* **DATA TO USE**

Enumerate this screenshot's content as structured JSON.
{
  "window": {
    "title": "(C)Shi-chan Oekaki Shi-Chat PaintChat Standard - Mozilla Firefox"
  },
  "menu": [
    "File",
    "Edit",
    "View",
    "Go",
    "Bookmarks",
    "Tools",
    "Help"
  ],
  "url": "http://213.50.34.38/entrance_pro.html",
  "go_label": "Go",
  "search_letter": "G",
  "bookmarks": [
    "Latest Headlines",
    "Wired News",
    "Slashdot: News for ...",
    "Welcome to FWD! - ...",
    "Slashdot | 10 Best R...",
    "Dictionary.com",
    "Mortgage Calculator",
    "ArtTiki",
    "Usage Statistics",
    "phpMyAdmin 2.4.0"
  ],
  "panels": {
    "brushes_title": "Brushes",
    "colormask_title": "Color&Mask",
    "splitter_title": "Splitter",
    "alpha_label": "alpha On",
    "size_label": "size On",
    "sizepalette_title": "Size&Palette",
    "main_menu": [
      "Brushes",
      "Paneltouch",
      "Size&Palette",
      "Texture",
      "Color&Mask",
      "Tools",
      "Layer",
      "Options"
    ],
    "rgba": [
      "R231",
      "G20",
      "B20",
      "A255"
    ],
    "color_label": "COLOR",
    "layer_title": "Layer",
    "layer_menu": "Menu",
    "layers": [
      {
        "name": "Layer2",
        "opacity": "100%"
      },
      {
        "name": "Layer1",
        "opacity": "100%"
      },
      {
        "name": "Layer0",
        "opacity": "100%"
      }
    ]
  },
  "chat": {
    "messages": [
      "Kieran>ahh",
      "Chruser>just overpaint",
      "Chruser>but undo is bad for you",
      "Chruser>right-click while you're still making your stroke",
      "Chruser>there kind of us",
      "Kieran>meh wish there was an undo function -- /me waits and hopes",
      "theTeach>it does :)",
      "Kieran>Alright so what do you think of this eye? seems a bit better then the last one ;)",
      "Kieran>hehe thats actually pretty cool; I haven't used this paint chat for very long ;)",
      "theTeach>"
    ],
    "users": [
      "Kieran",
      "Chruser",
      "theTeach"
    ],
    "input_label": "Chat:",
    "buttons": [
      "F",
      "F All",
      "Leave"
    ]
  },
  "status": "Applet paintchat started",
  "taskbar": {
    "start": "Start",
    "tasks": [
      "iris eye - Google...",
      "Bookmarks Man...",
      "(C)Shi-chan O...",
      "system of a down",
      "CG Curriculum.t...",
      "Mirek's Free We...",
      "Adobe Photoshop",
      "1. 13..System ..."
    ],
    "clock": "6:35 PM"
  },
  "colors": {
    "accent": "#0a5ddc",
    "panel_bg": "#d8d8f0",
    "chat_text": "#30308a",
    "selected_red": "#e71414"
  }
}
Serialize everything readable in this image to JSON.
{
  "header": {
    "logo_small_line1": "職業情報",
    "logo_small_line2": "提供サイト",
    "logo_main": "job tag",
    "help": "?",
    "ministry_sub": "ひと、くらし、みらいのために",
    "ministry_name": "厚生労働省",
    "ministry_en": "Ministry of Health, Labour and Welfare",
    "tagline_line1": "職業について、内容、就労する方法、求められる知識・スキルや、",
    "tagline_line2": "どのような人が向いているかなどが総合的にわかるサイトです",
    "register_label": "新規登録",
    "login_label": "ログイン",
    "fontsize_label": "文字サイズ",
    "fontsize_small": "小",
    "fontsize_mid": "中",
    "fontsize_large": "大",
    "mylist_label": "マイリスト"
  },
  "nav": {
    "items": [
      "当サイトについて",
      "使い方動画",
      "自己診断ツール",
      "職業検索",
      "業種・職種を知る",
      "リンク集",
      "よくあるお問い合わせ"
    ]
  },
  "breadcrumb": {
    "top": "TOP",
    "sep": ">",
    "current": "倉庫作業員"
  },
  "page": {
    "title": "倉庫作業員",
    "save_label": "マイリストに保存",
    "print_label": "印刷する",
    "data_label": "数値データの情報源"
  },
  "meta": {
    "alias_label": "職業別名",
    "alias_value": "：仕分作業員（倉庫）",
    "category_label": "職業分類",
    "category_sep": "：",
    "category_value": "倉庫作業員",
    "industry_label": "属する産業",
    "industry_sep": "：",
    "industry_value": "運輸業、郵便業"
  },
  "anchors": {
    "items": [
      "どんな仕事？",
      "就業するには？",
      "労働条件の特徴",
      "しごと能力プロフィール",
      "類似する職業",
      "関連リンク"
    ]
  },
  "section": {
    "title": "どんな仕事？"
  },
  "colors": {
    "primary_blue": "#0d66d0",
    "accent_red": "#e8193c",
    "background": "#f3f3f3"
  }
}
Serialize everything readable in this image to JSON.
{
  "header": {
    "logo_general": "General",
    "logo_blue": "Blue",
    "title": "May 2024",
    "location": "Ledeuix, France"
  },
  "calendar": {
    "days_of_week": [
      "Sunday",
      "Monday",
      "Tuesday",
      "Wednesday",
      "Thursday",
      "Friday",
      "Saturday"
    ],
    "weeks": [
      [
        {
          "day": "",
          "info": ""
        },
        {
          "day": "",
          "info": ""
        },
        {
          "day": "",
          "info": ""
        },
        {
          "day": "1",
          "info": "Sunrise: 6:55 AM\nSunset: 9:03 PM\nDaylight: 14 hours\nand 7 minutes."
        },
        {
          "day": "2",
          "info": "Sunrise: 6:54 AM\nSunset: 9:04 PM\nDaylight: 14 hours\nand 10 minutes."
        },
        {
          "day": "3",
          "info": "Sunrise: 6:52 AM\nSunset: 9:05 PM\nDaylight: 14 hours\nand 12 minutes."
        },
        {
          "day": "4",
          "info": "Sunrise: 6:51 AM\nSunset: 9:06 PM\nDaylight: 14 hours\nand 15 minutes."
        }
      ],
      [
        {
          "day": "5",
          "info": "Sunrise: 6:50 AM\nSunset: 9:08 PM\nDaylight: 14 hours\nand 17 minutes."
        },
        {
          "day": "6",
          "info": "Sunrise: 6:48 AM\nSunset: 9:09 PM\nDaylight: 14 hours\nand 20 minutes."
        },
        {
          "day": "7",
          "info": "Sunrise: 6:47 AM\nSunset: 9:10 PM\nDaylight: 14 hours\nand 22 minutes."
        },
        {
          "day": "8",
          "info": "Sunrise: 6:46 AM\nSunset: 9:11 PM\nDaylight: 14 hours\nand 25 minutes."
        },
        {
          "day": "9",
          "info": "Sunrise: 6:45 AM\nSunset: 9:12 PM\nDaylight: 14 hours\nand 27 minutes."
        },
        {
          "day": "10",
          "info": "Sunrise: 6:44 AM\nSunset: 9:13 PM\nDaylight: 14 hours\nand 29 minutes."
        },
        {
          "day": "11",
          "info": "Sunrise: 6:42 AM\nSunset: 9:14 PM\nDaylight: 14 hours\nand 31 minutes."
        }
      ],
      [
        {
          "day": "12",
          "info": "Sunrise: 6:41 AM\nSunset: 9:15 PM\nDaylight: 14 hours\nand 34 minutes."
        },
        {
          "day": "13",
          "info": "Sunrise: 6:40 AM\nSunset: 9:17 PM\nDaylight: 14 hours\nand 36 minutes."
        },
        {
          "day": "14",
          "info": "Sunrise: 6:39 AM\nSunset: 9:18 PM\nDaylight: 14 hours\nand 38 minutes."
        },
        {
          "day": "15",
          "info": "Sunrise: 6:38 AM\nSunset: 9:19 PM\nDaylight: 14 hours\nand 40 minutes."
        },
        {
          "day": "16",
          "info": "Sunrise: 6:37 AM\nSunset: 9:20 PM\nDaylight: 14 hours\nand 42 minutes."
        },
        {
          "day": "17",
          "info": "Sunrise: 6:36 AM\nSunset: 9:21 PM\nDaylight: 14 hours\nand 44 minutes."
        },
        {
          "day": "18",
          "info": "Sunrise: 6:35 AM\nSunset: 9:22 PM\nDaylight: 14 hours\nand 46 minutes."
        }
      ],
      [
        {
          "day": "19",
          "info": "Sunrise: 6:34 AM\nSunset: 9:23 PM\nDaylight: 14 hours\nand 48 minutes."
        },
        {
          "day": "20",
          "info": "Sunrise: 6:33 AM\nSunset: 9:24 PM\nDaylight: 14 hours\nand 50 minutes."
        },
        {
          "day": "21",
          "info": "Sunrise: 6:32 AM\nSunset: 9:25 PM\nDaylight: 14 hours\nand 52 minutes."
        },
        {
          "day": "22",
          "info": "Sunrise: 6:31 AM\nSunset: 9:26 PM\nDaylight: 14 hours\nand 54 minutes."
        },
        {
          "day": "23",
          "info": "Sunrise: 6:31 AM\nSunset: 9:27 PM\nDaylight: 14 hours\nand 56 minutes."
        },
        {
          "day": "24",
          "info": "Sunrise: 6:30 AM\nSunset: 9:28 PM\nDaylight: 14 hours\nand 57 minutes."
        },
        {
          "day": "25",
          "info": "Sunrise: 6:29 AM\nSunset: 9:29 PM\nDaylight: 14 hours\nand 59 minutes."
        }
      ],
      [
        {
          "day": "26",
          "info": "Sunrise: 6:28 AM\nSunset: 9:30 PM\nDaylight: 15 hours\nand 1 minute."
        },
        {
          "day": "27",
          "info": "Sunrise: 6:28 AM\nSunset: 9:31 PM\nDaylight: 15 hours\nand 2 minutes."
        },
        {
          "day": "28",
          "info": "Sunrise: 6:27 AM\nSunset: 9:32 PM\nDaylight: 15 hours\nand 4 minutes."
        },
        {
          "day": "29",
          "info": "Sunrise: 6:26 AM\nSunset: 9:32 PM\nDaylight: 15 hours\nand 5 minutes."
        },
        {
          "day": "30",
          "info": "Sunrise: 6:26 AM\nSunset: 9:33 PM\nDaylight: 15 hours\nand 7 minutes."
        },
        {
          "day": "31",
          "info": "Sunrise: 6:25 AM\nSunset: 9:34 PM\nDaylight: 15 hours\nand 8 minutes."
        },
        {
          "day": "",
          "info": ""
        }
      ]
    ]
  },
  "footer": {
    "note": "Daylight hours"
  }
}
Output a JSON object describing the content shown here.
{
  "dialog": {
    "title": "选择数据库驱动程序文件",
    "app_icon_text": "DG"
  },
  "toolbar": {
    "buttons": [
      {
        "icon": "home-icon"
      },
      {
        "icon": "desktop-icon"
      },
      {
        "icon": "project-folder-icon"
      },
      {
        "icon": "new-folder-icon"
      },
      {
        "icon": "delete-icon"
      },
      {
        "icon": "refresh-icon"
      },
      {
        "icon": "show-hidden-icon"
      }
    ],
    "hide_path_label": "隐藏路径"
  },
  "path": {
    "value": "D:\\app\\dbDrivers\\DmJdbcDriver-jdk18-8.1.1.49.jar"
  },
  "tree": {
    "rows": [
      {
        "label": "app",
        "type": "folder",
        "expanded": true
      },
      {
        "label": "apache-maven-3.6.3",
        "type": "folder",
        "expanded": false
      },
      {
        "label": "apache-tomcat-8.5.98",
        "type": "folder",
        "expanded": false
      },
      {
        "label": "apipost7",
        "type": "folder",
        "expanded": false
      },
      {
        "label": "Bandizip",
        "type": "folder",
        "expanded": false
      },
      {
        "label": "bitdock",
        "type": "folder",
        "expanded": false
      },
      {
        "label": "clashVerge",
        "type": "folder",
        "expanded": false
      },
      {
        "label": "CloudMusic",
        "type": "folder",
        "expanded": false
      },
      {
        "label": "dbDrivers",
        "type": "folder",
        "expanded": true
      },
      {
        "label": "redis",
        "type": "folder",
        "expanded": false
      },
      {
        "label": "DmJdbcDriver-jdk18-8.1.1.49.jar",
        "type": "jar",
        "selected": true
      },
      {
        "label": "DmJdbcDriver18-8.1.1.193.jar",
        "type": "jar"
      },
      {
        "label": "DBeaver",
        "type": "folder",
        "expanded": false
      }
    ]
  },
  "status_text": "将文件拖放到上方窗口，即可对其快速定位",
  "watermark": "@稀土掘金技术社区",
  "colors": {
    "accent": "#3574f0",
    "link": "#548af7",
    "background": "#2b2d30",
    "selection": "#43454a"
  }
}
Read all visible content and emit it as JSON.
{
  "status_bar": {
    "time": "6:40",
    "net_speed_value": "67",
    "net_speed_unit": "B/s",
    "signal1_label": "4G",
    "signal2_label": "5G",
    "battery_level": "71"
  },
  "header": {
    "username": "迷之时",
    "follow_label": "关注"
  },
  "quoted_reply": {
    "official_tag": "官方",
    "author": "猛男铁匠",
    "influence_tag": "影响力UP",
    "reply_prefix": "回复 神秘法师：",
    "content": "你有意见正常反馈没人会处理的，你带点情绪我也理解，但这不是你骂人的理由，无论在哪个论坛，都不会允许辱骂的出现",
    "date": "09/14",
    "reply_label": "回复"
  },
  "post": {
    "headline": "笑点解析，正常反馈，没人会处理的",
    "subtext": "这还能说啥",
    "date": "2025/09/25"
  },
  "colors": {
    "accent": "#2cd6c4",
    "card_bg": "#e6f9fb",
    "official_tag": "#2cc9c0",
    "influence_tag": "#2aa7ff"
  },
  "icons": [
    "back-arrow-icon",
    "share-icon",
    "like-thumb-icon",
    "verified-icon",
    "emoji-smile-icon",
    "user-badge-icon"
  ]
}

* **GOAL**
Pick out all lines from the data above in which the word "JSON" appears.

* **RESPONSE TO THE TASK**
Enumerate this screenshot's content as structured JSON.
Serialize everything readable in this image to JSON.
Serialize everything readable in this image to JSON.
Output a JSON object describing the content shown here.
Read all visible content and emit it as JSON.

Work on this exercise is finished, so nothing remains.